OBJECTIVE -
Filter this material down to the lines that hold "change", copying each one.

RAW DATA -
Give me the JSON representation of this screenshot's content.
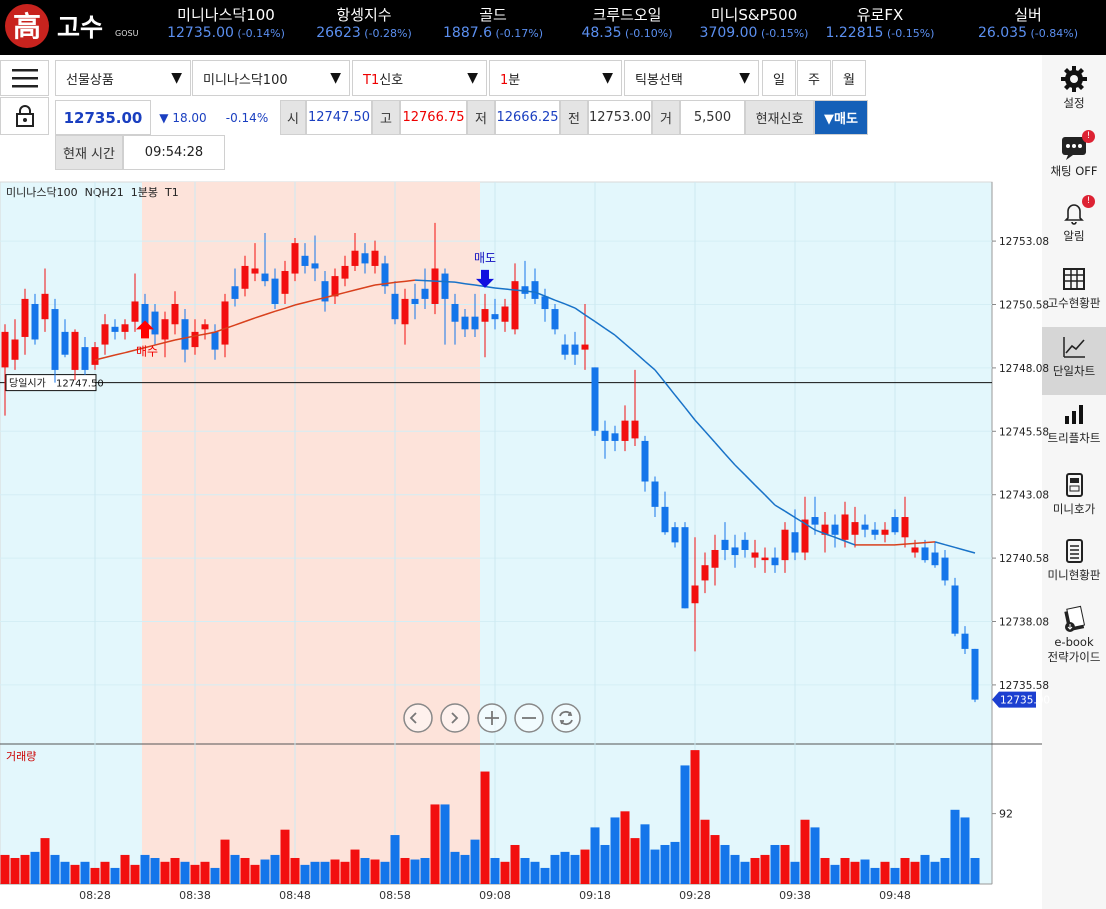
{
  "header": {
    "logo": {
      "mark": "高",
      "name": "고수",
      "sub": "GOSU"
    },
    "tickers": [
      {
        "name": "미니나스닥100",
        "price": "12735.00",
        "change": "(-0.14%)"
      },
      {
        "name": "항셍지수",
        "price": "26623",
        "change": "(-0.28%)"
      },
      {
        "name": "골드",
        "price": "1887.6",
        "change": "(-0.17%)"
      },
      {
        "name": "크루드오일",
        "price": "48.35",
        "change": "(-0.10%)"
      },
      {
        "name": "미니S&P500",
        "price": "3709.00",
        "change": "(-0.15%)"
      },
      {
        "name": "유로FX",
        "price": "1.22815",
        "change": "(-0.15%)"
      },
      {
        "name": "실버",
        "price": "26.035",
        "change": "(-0.84%)"
      }
    ]
  },
  "toolbar": {
    "selects": [
      {
        "text": "선물상품"
      },
      {
        "text": "미니나스닥100"
      },
      {
        "accent": "T1",
        "text": "신호"
      },
      {
        "accent": "1",
        "text": "분"
      },
      {
        "text": "틱봉선택"
      }
    ],
    "periods": [
      "일",
      "주",
      "월"
    ],
    "quote": {
      "price": "12735.00",
      "diff": "▼ 18.00",
      "rate": "-0.14%",
      "open_label": "시",
      "open": "12747.50",
      "high_label": "고",
      "high": "12766.75",
      "low_label": "저",
      "low": "12666.25",
      "prev_label": "전",
      "prev": "12753.00",
      "vol_label": "거",
      "vol": "5,500",
      "signal_label": "현재신호",
      "signal": "▼매도"
    },
    "time_label": "현재 시간",
    "time": "09:54:28"
  },
  "chart": {
    "type": "candlestick",
    "title": "미니나스닥100  NQH21  1분봉  T1",
    "volume_title": "거래량",
    "ylim": [
      12733.25,
      12755.41
    ],
    "yticks": [
      12735.58,
      12738.08,
      12740.58,
      12743.08,
      12745.58,
      12748.08,
      12750.58,
      12753.08
    ],
    "volume_ylim": [
      0,
      183
    ],
    "volume_yticks": [
      92
    ],
    "up_color": "#f20f0f",
    "down_color": "#1475ea",
    "ma_up_color": "#d8401c",
    "ma_down_color": "#1872c8",
    "categories": [
      null,
      null,
      null,
      null,
      null,
      null,
      null,
      null,
      null,
      "08:28",
      null,
      null,
      null,
      null,
      null,
      null,
      null,
      null,
      null,
      "08:38",
      null,
      null,
      null,
      null,
      null,
      null,
      null,
      null,
      null,
      "08:48",
      null,
      null,
      null,
      null,
      null,
      null,
      null,
      null,
      null,
      "08:58",
      null,
      null,
      null,
      null,
      null,
      null,
      null,
      null,
      null,
      "09:08",
      null,
      null,
      null,
      null,
      null,
      null,
      null,
      null,
      null,
      "09:18",
      null,
      null,
      null,
      null,
      null,
      null,
      null,
      null,
      null,
      "09:28",
      null,
      null,
      null,
      null,
      null,
      null,
      null,
      null,
      null,
      "09:38",
      null,
      null,
      null,
      null,
      null,
      null,
      null,
      null,
      null,
      "09:48",
      null,
      null,
      null,
      null,
      null,
      null,
      null,
      null
    ],
    "candles": [
      [
        12748.1,
        12749.8,
        12746.2,
        12749.5
      ],
      [
        12748.4,
        12750.0,
        12748.0,
        12749.2
      ],
      [
        12749.3,
        12751.2,
        12748.6,
        12750.8
      ],
      [
        12750.6,
        12751.0,
        12749.0,
        12749.2
      ],
      [
        12750.0,
        12752.0,
        12749.5,
        12751.0
      ],
      [
        12750.4,
        12750.8,
        12747.5,
        12748.0
      ],
      [
        12749.5,
        12750.0,
        12748.5,
        12748.6
      ],
      [
        12748.0,
        12749.6,
        12747.6,
        12749.5
      ],
      [
        12748.9,
        12749.3,
        12747.8,
        12748.0
      ],
      [
        12748.2,
        12749.1,
        12748.0,
        12748.9
      ],
      [
        12749.0,
        12750.2,
        12748.6,
        12749.8
      ],
      [
        12749.7,
        12750.0,
        12749.2,
        12749.5
      ],
      [
        12749.5,
        12750.0,
        12749.2,
        12749.8
      ],
      [
        12749.9,
        12751.8,
        12749.5,
        12750.7
      ],
      [
        12750.6,
        12751.0,
        12749.4,
        12749.8
      ],
      [
        12750.3,
        12750.6,
        12749.0,
        12749.4
      ],
      [
        12749.2,
        12750.3,
        12748.5,
        12750.0
      ],
      [
        12749.8,
        12751.1,
        12749.4,
        12750.6
      ],
      [
        12750.0,
        12750.4,
        12748.3,
        12748.8
      ],
      [
        12748.9,
        12750.0,
        12748.6,
        12749.5
      ],
      [
        12749.6,
        12750.0,
        12749.2,
        12749.8
      ],
      [
        12749.5,
        12749.8,
        12748.4,
        12748.8
      ],
      [
        12749.0,
        12751.0,
        12748.5,
        12750.7
      ],
      [
        12751.3,
        12752.0,
        12750.5,
        12750.8
      ],
      [
        12751.2,
        12752.5,
        12750.9,
        12752.1
      ],
      [
        12751.8,
        12753.0,
        12751.5,
        12752.0
      ],
      [
        12751.8,
        12753.4,
        12751.3,
        12751.5
      ],
      [
        12751.6,
        12752.0,
        12750.4,
        12750.6
      ],
      [
        12751.0,
        12752.3,
        12750.6,
        12751.9
      ],
      [
        12751.8,
        12753.2,
        12751.5,
        12753.0
      ],
      [
        12752.5,
        12753.0,
        12751.8,
        12752.1
      ],
      [
        12752.2,
        12753.3,
        12751.5,
        12752.0
      ],
      [
        12751.5,
        12751.9,
        12750.3,
        12750.7
      ],
      [
        12750.9,
        12752.0,
        12750.6,
        12751.7
      ],
      [
        12751.6,
        12752.5,
        12751.3,
        12752.1
      ],
      [
        12752.1,
        12753.4,
        12751.9,
        12752.7
      ],
      [
        12752.6,
        12753.0,
        12751.8,
        12752.2
      ],
      [
        12752.1,
        12753.1,
        12751.8,
        12752.7
      ],
      [
        12752.2,
        12752.5,
        12751.0,
        12751.3
      ],
      [
        12751.0,
        12751.5,
        12749.8,
        12750.0
      ],
      [
        12749.8,
        12751.2,
        12749.0,
        12750.8
      ],
      [
        12750.8,
        12751.4,
        12750.0,
        12750.6
      ],
      [
        12751.2,
        12752.0,
        12750.4,
        12750.8
      ],
      [
        12750.6,
        12753.8,
        12750.2,
        12752.0
      ],
      [
        12751.8,
        12752.0,
        12749.0,
        12750.8
      ],
      [
        12750.6,
        12751.0,
        12749.0,
        12749.9
      ],
      [
        12750.1,
        12750.4,
        12749.3,
        12749.6
      ],
      [
        12750.1,
        12751.0,
        12749.3,
        12749.6
      ],
      [
        12749.9,
        12751.0,
        12748.5,
        12750.4
      ],
      [
        12750.2,
        12750.8,
        12749.6,
        12750.0
      ],
      [
        12749.9,
        12750.8,
        12749.5,
        12750.5
      ],
      [
        12749.6,
        12752.2,
        12749.4,
        12751.5
      ],
      [
        12751.3,
        12752.3,
        12750.8,
        12751.0
      ],
      [
        12751.5,
        12752.0,
        12750.6,
        12750.8
      ],
      [
        12750.9,
        12751.2,
        12749.9,
        12750.4
      ],
      [
        12750.4,
        12750.6,
        12749.4,
        12749.6
      ],
      [
        12749.0,
        12749.4,
        12748.4,
        12748.6
      ],
      [
        12749.0,
        12749.5,
        12748.2,
        12748.6
      ],
      [
        12748.8,
        12750.6,
        12748.0,
        12749.0
      ],
      [
        12748.1,
        12748.1,
        12745.4,
        12745.6
      ],
      [
        12745.6,
        12746.0,
        12744.5,
        12745.2
      ],
      [
        12745.5,
        12745.8,
        12744.8,
        12745.2
      ],
      [
        12745.2,
        12746.6,
        12744.8,
        12746.0
      ],
      [
        12745.3,
        12748.0,
        12745.0,
        12746.0
      ],
      [
        12745.2,
        12745.4,
        12743.2,
        12743.6
      ],
      [
        12743.6,
        12743.8,
        12742.2,
        12742.6
      ],
      [
        12742.6,
        12743.2,
        12741.5,
        12741.6
      ],
      [
        12741.8,
        12742.0,
        12741.0,
        12741.2
      ],
      [
        12741.8,
        12742.0,
        12738.6,
        12738.6
      ],
      [
        12738.8,
        12741.4,
        12736.9,
        12739.5
      ],
      [
        12739.7,
        12740.8,
        12739.2,
        12740.3
      ],
      [
        12740.2,
        12741.5,
        12739.5,
        12740.9
      ],
      [
        12741.3,
        12742.0,
        12740.5,
        12740.9
      ],
      [
        12741.0,
        12741.5,
        12740.2,
        12740.7
      ],
      [
        12741.3,
        12741.6,
        12740.6,
        12740.9
      ],
      [
        12740.6,
        12741.3,
        12740.2,
        12740.8
      ],
      [
        12740.5,
        12741.0,
        12740.0,
        12740.6
      ],
      [
        12740.6,
        12741.0,
        12740.0,
        12740.3
      ],
      [
        12740.5,
        12742.0,
        12740.0,
        12741.7
      ],
      [
        12741.6,
        12742.5,
        12740.5,
        12740.8
      ],
      [
        12740.8,
        12743.0,
        12740.5,
        12742.1
      ],
      [
        12742.2,
        12743.0,
        12741.5,
        12741.9
      ],
      [
        12741.5,
        12742.4,
        12740.8,
        12741.9
      ],
      [
        12741.9,
        12742.3,
        12741.0,
        12741.5
      ],
      [
        12741.3,
        12742.8,
        12741.0,
        12742.3
      ],
      [
        12741.5,
        12742.6,
        12741.0,
        12742.0
      ],
      [
        12741.9,
        12742.3,
        12741.4,
        12741.7
      ],
      [
        12741.7,
        12742.0,
        12741.3,
        12741.5
      ],
      [
        12741.5,
        12742.0,
        12741.2,
        12741.7
      ],
      [
        12742.2,
        12742.5,
        12741.5,
        12741.6
      ],
      [
        12741.4,
        12743.0,
        12741.0,
        12742.2
      ],
      [
        12740.8,
        12741.3,
        12740.6,
        12741.0
      ],
      [
        12741.0,
        12741.3,
        12740.4,
        12740.5
      ],
      [
        12740.8,
        12741.2,
        12740.2,
        12740.3
      ],
      [
        12740.6,
        12740.9,
        12739.5,
        12739.7
      ],
      [
        12739.5,
        12739.8,
        12737.5,
        12737.6
      ],
      [
        12737.6,
        12737.9,
        12736.8,
        12737.0
      ],
      [
        12737.0,
        12737.0,
        12734.9,
        12735.0
      ]
    ],
    "volume": [
      38,
      34,
      38,
      42,
      60,
      38,
      29,
      25,
      29,
      21,
      29,
      21,
      38,
      25,
      38,
      34,
      29,
      34,
      29,
      25,
      29,
      21,
      58,
      38,
      34,
      25,
      32,
      38,
      71,
      34,
      25,
      29,
      29,
      32,
      29,
      45,
      34,
      32,
      29,
      64,
      34,
      32,
      34,
      104,
      104,
      42,
      38,
      58,
      147,
      34,
      29,
      51,
      34,
      29,
      21,
      38,
      42,
      38,
      45,
      74,
      51,
      87,
      95,
      60,
      78,
      45,
      51,
      55,
      155,
      175,
      84,
      64,
      51,
      38,
      29,
      34,
      38,
      51,
      51,
      29,
      84,
      74,
      34,
      25,
      34,
      29,
      32,
      21,
      29,
      21,
      34,
      29,
      38,
      29,
      34,
      97,
      87,
      34
    ],
    "ma": [
      null,
      null,
      null,
      null,
      null,
      null,
      null,
      null,
      null,
      12748.39,
      12748.49,
      12748.59,
      12748.68,
      12748.78,
      12748.88,
      12748.98,
      12749.08,
      12749.18,
      12749.26,
      12749.34,
      12749.41,
      12749.49,
      12749.63,
      12749.77,
      12749.91,
      12750.05,
      12750.18,
      12750.31,
      12750.43,
      12750.56,
      12750.66,
      12750.76,
      12750.85,
      12750.95,
      12751.05,
      12751.15,
      12751.25,
      12751.35,
      12751.4,
      12751.45,
      12751.49,
      12751.54,
      12751.52,
      12751.5,
      12751.48,
      12751.46,
      12751.4,
      12751.35,
      12751.29,
      12751.23,
      12751.19,
      12751.15,
      12751.11,
      12751.07,
      12750.91,
      12750.75,
      12750.6,
      12750.44,
      12750.17,
      12749.91,
      12749.64,
      12749.37,
      12749.03,
      12748.69,
      12748.34,
      12748.0,
      12747.51,
      12747.01,
      12746.52,
      12746.02,
      12745.58,
      12745.14,
      12744.69,
      12744.25,
      12743.86,
      12743.46,
      12743.07,
      12742.67,
      12742.43,
      12742.18,
      12741.94,
      12741.69,
      12741.54,
      12741.4,
      12741.25,
      12741.1,
      12741.1,
      12741.1,
      12741.1,
      12741.1,
      12741.13,
      12741.16,
      12741.19,
      12741.22,
      12741.11,
      12741.0,
      12740.89,
      12740.78
    ],
    "open_line": {
      "label": "당일시가",
      "value": 12747.5,
      "value_label": "12747.50"
    },
    "last_price": {
      "value": 12735.0,
      "label": "12735.00"
    },
    "signals": [
      {
        "text": "매수",
        "candle": 14,
        "side": "buy"
      },
      {
        "text": "매도",
        "candle": 48,
        "side": "sell"
      }
    ]
  },
  "sidebar": [
    {
      "label": "설정"
    },
    {
      "label": "채팅 OFF",
      "badge": "!"
    },
    {
      "label": "알림",
      "badge": "!"
    },
    {
      "label": "고수현황판"
    },
    {
      "label": "단일차트",
      "active": true
    },
    {
      "label": "트리플차트"
    },
    {
      "label": "미니호가"
    },
    {
      "label": "미니현황판"
    },
    {
      "label": "e-book",
      "label2": "전략가이드"
    }
  ]
}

FULL SOLUTION -
        "change": "(-0.14%)"
        "change": "(-0.28%)"
        "change": "(-0.17%)"
        "change": "(-0.10%)"
        "change": "(-0.15%)"
        "change": "(-0.15%)"
        "change": "(-0.84%)"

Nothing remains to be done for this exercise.